*Request:* Each record that follows should be repeated exactly, minus any images.

□ □ □ □ □

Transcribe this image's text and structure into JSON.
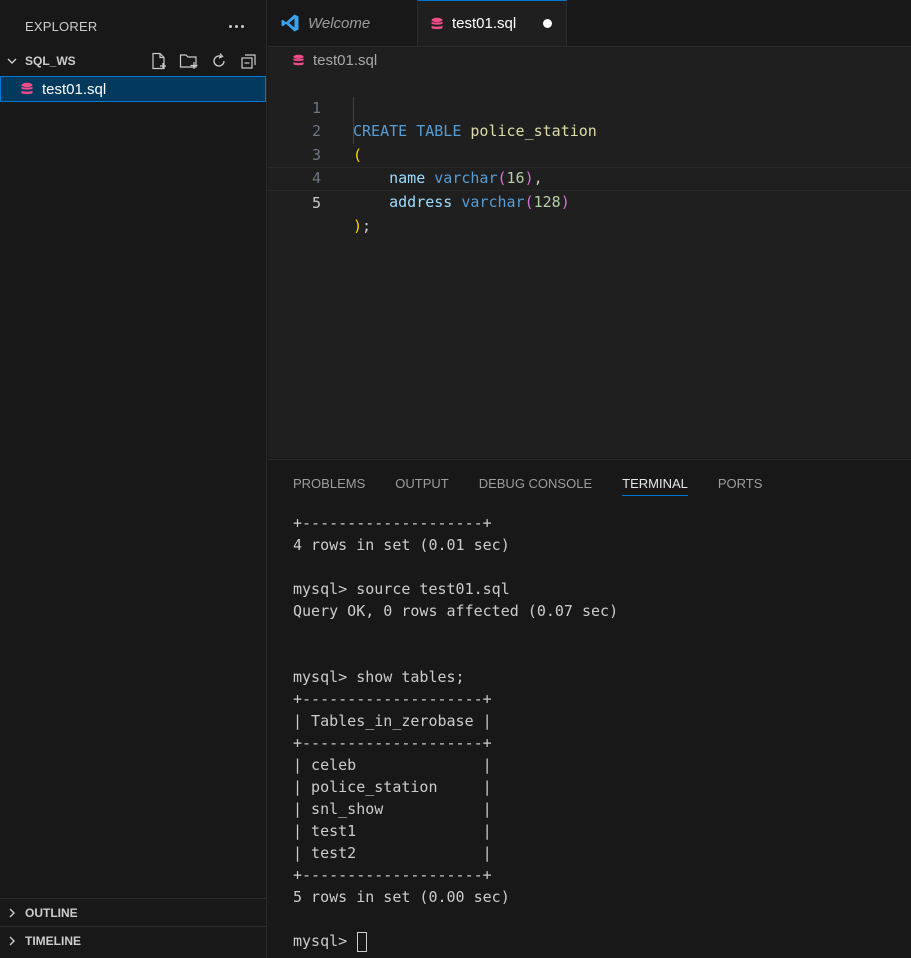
{
  "sidebar": {
    "title": "EXPLORER",
    "workspace": "SQL_WS",
    "file": "test01.sql",
    "sections": [
      "OUTLINE",
      "TIMELINE"
    ]
  },
  "editor": {
    "tabs": [
      {
        "label": "Welcome",
        "icon": "vscode-icon"
      },
      {
        "label": "test01.sql",
        "icon": "database-icon",
        "modified": true
      }
    ],
    "breadcrumb": "test01.sql",
    "line_numbers": [
      "1",
      "2",
      "3",
      "4",
      "5"
    ],
    "code": {
      "l1": {
        "kw1": "CREATE",
        "kw2": "TABLE",
        "name": "police_station"
      },
      "l2": {
        "paren": "("
      },
      "l3": {
        "col": "name",
        "type": "varchar",
        "open": "(",
        "num": "16",
        "close": ")",
        "comma": ","
      },
      "l4": {
        "col": "address",
        "type": "varchar",
        "open": "(",
        "num": "128",
        "close": ")"
      },
      "l5": {
        "paren": ")",
        "semi": ";"
      }
    }
  },
  "panel": {
    "tabs": [
      "PROBLEMS",
      "OUTPUT",
      "DEBUG CONSOLE",
      "TERMINAL",
      "PORTS"
    ],
    "active_tab": "TERMINAL",
    "terminal_lines": [
      "+--------------------+",
      "4 rows in set (0.01 sec)",
      "",
      "mysql> source test01.sql",
      "Query OK, 0 rows affected (0.07 sec)",
      "",
      "",
      "mysql> show tables;",
      "+--------------------+",
      "| Tables_in_zerobase |",
      "+--------------------+",
      "| celeb              |",
      "| police_station     |",
      "| snl_show           |",
      "| test1              |",
      "| test2              |",
      "+--------------------+",
      "5 rows in set (0.00 sec)",
      ""
    ],
    "prompt": "mysql> "
  },
  "colors": {
    "accent": "#0078d4",
    "sql_icon": "#f14c8a",
    "vscode_icon": "#3aa3f0"
  }
}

□ □ □ □ □

*Task answer:*
Transcribe this image's text and structure into JSON.
{
  "sidebar": {
    "title": "EXPLORER",
    "workspace": "SQL_WS",
    "file": "test01.sql",
    "sections": [
      "OUTLINE",
      "TIMELINE"
    ]
  },
  "editor": {
    "tabs": [
      {
        "label": "Welcome",
        "icon": "vscode-icon"
      },
      {
        "label": "test01.sql",
        "icon": "database-icon",
        "modified": true
      }
    ],
    "breadcrumb": "test01.sql",
    "line_numbers": [
      "1",
      "2",
      "3",
      "4",
      "5"
    ],
    "code": {
      "l1": {
        "kw1": "CREATE",
        "kw2": "TABLE",
        "name": "police_station"
      },
      "l2": {
        "paren": "("
      },
      "l3": {
        "col": "name",
        "type": "varchar",
        "open": "(",
        "num": "16",
        "close": ")",
        "comma": ","
      },
      "l4": {
        "col": "address",
        "type": "varchar",
        "open": "(",
        "num": "128",
        "close": ")"
      },
      "l5": {
        "paren": ")",
        "semi": ";"
      }
    }
  },
  "panel": {
    "tabs": [
      "PROBLEMS",
      "OUTPUT",
      "DEBUG CONSOLE",
      "TERMINAL",
      "PORTS"
    ],
    "active_tab": "TERMINAL",
    "terminal_lines": [
      "+--------------------+",
      "4 rows in set (0.01 sec)",
      "",
      "mysql> source test01.sql",
      "Query OK, 0 rows affected (0.07 sec)",
      "",
      "",
      "mysql> show tables;",
      "+--------------------+",
      "| Tables_in_zerobase |",
      "+--------------------+",
      "| celeb              |",
      "| police_station     |",
      "| snl_show           |",
      "| test1              |",
      "| test2              |",
      "+--------------------+",
      "5 rows in set (0.00 sec)",
      ""
    ],
    "prompt": "mysql> "
  },
  "colors": {
    "accent": "#0078d4",
    "sql_icon": "#f14c8a",
    "vscode_icon": "#3aa3f0"
  }
}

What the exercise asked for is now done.